• What to do
The answer is one number: how many lines hold the string "Note".

• Records supplied
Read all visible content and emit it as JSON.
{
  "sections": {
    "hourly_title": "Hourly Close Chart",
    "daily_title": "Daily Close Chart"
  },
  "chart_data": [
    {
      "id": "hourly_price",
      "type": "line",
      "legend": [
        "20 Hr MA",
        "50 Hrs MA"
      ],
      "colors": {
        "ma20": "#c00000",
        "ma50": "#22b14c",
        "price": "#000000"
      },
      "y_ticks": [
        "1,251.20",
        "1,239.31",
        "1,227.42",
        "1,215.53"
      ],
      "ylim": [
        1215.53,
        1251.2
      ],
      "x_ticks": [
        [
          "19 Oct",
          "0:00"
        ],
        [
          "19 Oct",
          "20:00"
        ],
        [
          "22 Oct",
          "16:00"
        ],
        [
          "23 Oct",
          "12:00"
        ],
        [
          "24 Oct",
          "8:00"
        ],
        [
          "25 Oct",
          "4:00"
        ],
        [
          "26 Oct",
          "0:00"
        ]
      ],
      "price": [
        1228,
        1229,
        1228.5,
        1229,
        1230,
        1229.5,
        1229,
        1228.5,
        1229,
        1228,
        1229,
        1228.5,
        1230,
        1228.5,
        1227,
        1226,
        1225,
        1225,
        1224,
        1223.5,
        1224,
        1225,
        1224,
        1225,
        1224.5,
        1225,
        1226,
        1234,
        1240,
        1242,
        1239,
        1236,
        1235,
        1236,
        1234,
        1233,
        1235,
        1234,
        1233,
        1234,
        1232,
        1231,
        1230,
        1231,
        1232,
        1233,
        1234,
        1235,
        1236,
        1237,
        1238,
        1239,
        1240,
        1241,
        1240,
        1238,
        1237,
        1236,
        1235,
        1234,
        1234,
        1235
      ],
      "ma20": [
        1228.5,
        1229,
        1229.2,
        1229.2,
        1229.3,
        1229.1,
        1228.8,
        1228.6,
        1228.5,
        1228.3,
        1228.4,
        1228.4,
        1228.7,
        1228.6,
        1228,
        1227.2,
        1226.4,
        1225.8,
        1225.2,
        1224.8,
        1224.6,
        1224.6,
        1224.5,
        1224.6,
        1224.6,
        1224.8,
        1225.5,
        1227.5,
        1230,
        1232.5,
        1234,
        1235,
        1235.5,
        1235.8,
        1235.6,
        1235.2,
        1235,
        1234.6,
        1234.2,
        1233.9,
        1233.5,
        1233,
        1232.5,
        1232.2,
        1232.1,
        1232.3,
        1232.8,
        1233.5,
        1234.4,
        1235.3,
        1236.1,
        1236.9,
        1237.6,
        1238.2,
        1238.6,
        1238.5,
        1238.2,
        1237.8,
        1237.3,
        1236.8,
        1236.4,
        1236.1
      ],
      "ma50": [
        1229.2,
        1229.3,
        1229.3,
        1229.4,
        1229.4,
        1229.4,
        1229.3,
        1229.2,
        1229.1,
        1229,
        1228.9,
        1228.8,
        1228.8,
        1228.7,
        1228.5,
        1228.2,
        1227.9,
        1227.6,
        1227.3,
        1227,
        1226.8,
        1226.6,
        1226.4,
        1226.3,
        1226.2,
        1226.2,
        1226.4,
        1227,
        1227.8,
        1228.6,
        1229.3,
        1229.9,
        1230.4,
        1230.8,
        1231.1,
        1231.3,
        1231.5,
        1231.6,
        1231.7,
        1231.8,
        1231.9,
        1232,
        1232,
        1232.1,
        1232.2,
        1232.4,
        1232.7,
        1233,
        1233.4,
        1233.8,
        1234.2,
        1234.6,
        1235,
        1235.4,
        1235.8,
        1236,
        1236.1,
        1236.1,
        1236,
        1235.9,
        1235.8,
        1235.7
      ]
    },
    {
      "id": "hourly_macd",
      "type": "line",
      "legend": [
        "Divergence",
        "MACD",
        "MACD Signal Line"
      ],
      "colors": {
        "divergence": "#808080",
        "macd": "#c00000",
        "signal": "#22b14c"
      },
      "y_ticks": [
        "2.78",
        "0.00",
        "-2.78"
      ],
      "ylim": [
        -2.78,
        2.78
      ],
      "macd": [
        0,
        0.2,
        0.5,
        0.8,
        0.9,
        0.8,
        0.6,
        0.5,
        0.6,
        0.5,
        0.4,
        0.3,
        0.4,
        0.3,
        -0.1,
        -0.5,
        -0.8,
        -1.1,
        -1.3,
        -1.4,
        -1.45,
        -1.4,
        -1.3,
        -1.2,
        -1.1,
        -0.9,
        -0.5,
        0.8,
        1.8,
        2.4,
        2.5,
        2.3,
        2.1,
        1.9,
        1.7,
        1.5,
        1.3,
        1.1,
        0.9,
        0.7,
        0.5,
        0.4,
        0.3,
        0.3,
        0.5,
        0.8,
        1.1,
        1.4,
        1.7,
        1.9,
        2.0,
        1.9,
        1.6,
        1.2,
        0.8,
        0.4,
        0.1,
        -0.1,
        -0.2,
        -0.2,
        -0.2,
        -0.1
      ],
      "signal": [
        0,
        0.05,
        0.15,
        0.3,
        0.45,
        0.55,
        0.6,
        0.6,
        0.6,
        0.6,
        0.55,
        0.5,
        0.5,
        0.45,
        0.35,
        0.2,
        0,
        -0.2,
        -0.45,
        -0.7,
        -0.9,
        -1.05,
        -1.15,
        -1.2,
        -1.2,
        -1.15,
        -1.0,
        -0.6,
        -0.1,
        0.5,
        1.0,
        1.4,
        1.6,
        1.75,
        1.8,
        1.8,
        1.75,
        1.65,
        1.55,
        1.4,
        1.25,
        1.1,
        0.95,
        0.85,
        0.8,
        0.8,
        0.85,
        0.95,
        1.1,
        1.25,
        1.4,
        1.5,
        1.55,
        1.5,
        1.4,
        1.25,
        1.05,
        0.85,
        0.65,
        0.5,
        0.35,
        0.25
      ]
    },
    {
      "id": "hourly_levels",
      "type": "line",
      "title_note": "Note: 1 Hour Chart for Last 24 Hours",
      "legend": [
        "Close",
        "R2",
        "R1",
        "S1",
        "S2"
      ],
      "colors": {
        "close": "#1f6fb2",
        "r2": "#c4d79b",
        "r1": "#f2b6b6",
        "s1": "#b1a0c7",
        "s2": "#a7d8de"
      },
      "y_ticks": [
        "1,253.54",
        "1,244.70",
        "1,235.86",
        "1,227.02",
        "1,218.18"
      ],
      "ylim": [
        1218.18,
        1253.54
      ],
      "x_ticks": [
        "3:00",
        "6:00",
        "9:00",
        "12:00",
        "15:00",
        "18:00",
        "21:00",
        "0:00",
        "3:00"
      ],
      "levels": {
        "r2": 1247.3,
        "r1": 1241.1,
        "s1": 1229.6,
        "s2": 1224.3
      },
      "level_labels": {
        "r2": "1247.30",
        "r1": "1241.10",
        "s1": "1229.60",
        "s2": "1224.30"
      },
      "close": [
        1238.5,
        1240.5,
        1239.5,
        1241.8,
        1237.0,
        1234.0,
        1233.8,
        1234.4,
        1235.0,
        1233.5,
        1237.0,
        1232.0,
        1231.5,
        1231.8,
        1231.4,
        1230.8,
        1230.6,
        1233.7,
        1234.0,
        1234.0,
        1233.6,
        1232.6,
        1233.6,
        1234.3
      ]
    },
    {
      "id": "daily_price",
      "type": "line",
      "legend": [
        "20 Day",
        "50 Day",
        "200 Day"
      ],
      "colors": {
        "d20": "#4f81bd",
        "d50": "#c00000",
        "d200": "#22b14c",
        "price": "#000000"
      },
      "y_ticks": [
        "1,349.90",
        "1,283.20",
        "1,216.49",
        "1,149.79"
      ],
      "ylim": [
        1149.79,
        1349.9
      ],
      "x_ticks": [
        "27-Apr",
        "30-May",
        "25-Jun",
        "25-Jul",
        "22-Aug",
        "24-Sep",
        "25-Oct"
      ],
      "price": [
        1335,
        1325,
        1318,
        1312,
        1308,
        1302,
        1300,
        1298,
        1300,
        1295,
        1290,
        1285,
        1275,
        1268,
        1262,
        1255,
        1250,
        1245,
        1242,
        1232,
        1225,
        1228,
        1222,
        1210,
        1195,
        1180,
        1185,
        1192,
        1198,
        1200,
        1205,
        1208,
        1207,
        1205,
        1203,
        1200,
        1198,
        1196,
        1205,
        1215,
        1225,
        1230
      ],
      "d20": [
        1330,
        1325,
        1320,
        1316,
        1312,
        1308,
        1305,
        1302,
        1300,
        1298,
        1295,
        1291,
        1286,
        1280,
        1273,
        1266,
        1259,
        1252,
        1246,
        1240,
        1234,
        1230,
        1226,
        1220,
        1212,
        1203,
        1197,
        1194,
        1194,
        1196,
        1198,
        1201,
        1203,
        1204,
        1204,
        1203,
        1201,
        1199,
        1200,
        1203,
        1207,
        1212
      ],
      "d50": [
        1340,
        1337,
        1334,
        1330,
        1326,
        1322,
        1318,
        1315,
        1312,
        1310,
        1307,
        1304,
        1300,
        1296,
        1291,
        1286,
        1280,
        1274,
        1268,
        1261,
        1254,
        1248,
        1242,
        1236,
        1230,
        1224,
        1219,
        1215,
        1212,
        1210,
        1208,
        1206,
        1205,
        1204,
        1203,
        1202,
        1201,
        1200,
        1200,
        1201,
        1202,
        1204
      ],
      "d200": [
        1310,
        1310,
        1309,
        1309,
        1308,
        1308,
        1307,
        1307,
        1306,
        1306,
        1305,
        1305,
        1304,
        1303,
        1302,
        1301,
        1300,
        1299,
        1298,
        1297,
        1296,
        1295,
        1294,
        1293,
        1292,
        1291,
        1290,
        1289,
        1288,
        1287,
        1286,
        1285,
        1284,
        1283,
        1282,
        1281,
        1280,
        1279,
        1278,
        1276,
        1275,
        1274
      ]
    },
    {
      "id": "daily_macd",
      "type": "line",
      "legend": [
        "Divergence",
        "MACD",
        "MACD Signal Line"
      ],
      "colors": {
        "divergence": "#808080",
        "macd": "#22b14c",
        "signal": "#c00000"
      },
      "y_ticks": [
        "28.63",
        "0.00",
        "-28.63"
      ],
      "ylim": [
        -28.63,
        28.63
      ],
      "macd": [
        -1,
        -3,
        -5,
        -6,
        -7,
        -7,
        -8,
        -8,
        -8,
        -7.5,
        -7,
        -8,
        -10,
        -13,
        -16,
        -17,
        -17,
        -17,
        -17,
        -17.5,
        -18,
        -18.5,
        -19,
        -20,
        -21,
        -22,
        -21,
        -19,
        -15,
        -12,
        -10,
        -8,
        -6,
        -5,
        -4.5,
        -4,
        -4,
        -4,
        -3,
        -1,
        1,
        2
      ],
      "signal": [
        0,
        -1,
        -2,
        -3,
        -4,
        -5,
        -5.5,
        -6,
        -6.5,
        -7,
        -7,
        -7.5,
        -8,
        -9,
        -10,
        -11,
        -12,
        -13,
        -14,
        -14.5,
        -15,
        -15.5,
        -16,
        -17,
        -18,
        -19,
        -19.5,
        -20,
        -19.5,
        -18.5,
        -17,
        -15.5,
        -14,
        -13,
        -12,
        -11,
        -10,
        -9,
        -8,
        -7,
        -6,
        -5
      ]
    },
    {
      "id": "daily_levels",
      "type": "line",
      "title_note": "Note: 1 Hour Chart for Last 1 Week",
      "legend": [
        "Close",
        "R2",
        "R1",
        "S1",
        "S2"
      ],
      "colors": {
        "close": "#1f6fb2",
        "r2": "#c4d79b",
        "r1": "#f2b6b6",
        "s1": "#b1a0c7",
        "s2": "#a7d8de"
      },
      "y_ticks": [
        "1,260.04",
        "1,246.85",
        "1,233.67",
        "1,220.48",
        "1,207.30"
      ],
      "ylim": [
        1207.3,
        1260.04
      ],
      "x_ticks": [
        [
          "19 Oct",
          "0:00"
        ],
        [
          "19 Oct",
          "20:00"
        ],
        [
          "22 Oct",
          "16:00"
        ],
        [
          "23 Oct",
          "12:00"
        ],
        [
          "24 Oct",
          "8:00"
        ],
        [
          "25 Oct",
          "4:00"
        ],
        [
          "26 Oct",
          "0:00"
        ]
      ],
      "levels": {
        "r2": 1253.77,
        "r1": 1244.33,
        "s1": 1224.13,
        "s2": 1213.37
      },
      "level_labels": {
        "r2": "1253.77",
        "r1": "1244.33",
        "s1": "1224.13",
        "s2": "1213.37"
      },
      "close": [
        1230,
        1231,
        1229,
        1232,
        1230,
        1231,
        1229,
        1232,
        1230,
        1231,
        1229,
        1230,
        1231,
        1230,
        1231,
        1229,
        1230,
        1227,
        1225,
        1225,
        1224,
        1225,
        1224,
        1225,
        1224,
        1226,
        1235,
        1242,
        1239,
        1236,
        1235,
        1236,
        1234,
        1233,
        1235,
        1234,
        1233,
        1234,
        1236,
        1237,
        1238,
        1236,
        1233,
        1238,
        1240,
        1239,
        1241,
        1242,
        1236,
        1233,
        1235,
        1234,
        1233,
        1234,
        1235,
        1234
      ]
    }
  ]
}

• Written solution
2